==== AVAILABLE DATA ====
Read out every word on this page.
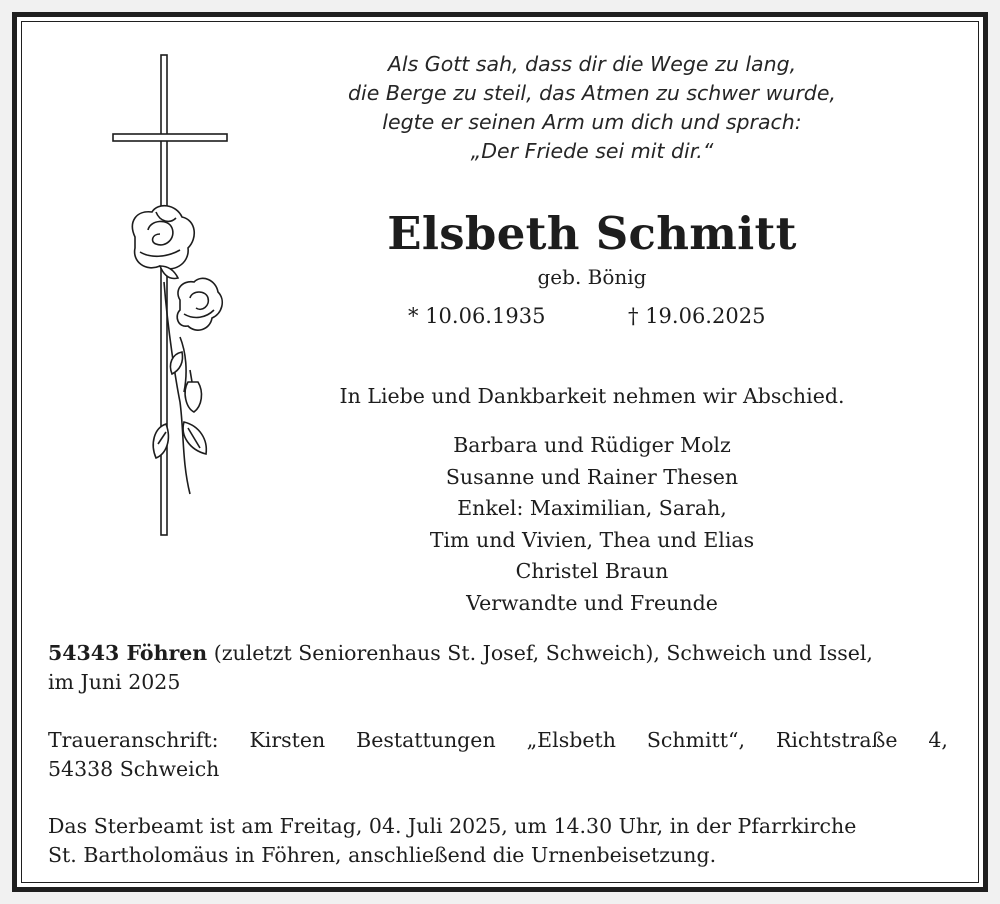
Als Gott sah, dass dir die Wege zu lang,
die Berge zu steil, das Atmen zu schwer wurde,
legte er seinen Arm um dich und sprach:
„Der Friede sei mit dir.“
Elsbeth Schmitt
geb. Bönig
* 10.06.1935	† 19.06.2025
In Liebe und Dankbarkeit nehmen wir Abschied.
Barbara und Rüdiger Molz
Susanne und Rainer Thesen
Enkel: Maximilian, Sarah,
Tim und Vivien, Thea und Elias
Christel Braun
Verwandte und Freunde
54343 Föhren (zuletzt Seniorenhaus St. Josef, Schweich), Schweich und Issel,
im Juni 2025
Traueranschrift: Kirsten Bestattungen „Elsbeth Schmitt“, Richtstraße 4,
54338 Schweich
Das Sterbeamt ist am Freitag, 04. Juli 2025, um 14.30 Uhr, in der Pfarrkirche
St. Bartholomäus in Föhren, anschließend die Urnenbeisetzung.
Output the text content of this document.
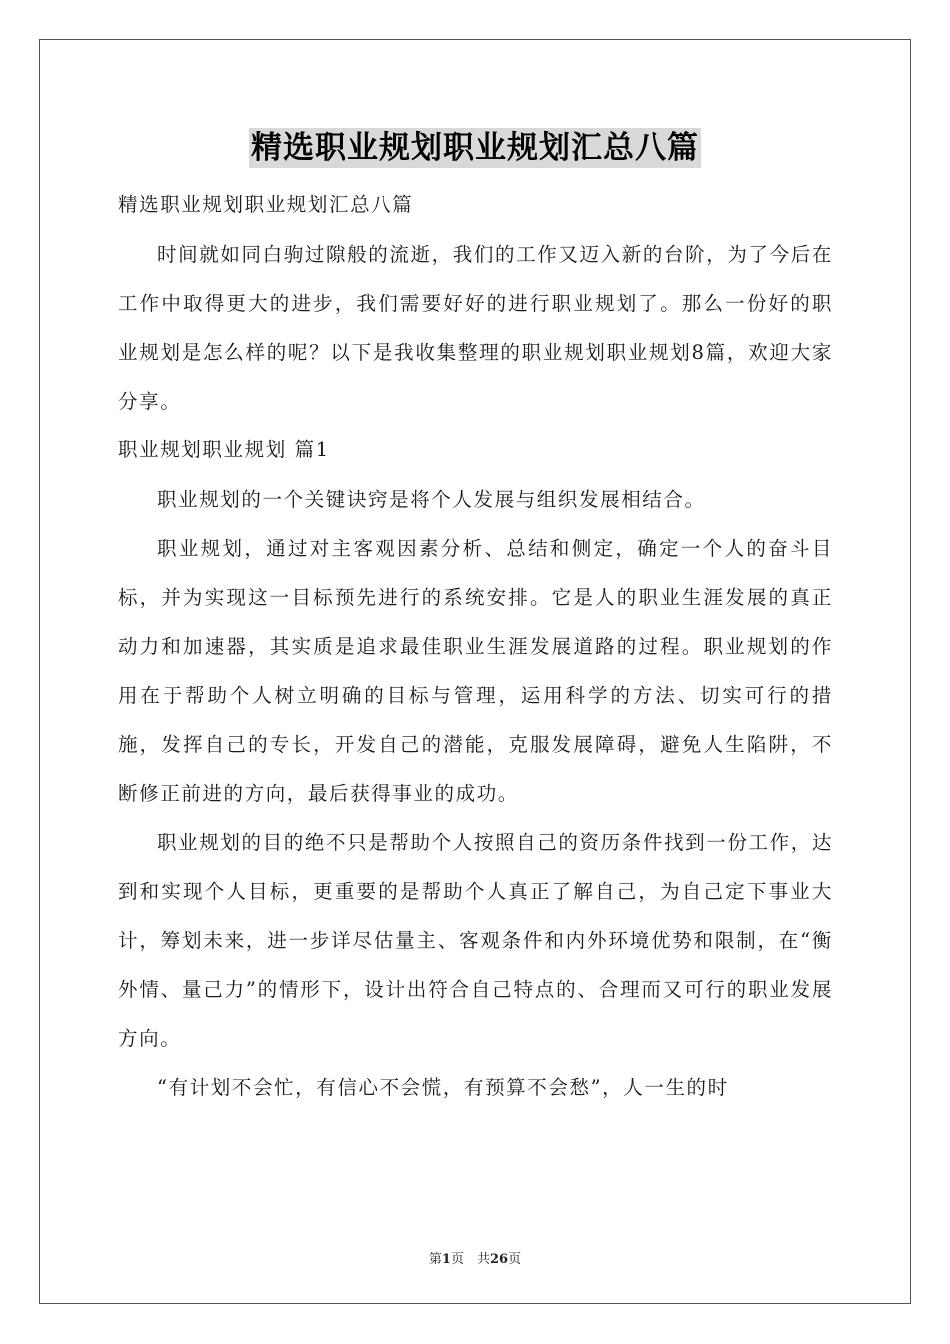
精选职业规划职业规划汇总八篇

精选职业规划职业规划汇总八篇

时间就如同白驹过隙般的流逝，我们的工作又迈入新的台阶，为了今后在工作中取得更大的进步，我们需要好好的进行职业规划了。那么一份好的职业规划是怎么样的呢？以下是我收集整理的职业规划职业规划8篇，欢迎大家分享。

职业规划职业规划 篇1

职业规划的一个关键诀窍是将个人发展与组织发展相结合。

职业规划，通过对主客观因素分析、总结和侧定，确定一个人的奋斗目标，并为实现这一目标预先进行的系统安排。它是人的职业生涯发展的真正动力和加速器，其实质是追求最佳职业生涯发展道路的过程。职业规划的作用在于帮助个人树立明确的目标与管理，运用科学的方法、切实可行的措施，发挥自己的专长，开发自己的潜能，克服发展障碍，避免人生陷阱，不断修正前进的方向，最后获得事业的成功。

职业规划的目的绝不只是帮助个人按照自己的资历条件找到一份工作，达到和实现个人目标，更重要的是帮助个人真正了解自己，为自己定下事业大计，筹划未来，进一步详尽估量主、客观条件和内外环境优势和限制，在“衡外情、量己力”的情形下，设计出符合自己特点的、合理而又可行的职业发展方向。

“有计划不会忙，有信心不会慌，有预算不会愁”，人一生的时

第1页　共26页
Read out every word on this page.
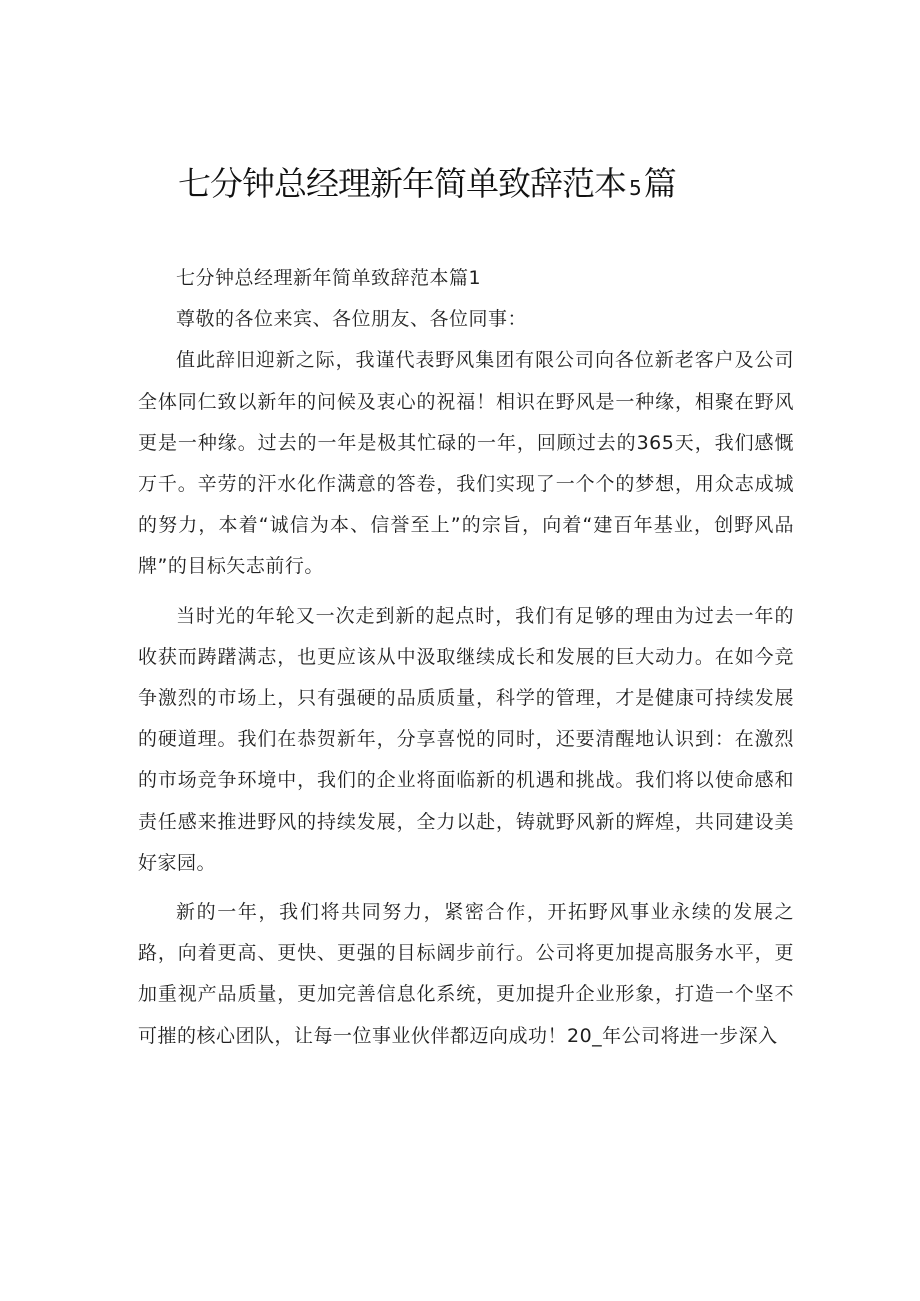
七分钟总经理新年简单致辞范本 5篇

七分钟总经理新年简单致辞范本篇1

尊敬的各位来宾、各位朋友、各位同事：

值此辞旧迎新之际，我谨代表野风集团有限公司向各位新老客户及公司全体同仁致以新年的问候及衷心的祝福！相识在野风是一种缘，相聚在野风更是一种缘。过去的一年是极其忙碌的一年，回顾过去的365天，我们感慨万千。辛劳的汗水化作满意的答卷，我们实现了一个个的梦想，用众志成城的努力，本着“诚信为本、信誉至上”的宗旨，向着“建百年基业，创野风品牌”的目标矢志前行。

当时光的年轮又一次走到新的起点时，我们有足够的理由为过去一年的收获而踌躇满志，也更应该从中汲取继续成长和发展的巨大动力。在如今竞争激烈的市场上，只有强硬的品质质量，科学的管理，才是健康可持续发展的硬道理。我们在恭贺新年，分享喜悦的同时，还要清醒地认识到：在激烈的市场竞争环境中，我们的企业将面临新的机遇和挑战。我们将以使命感和责任感来推进野风的持续发展，全力以赴，铸就野风新的辉煌，共同建设美好家园。

新的一年，我们将共同努力，紧密合作，开拓野风事业永续的发展之路，向着更高、更快、更强的目标阔步前行。公司将更加提高服务水平，更加重视产品质量，更加完善信息化系统，更加提升企业形象，打造一个坚不可摧的核心团队，让每一位事业伙伴都迈向成功！20_年公司将进一步深入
====
STATED GOAL: Identify the lines that hold the word "Schweich". Copy every one of them.

ANSWER TO THIS EXERCISE:
54343 Föhren (zuletzt Seniorenhaus St. Josef, Schweich), Schweich und Issel,
54338 Schweich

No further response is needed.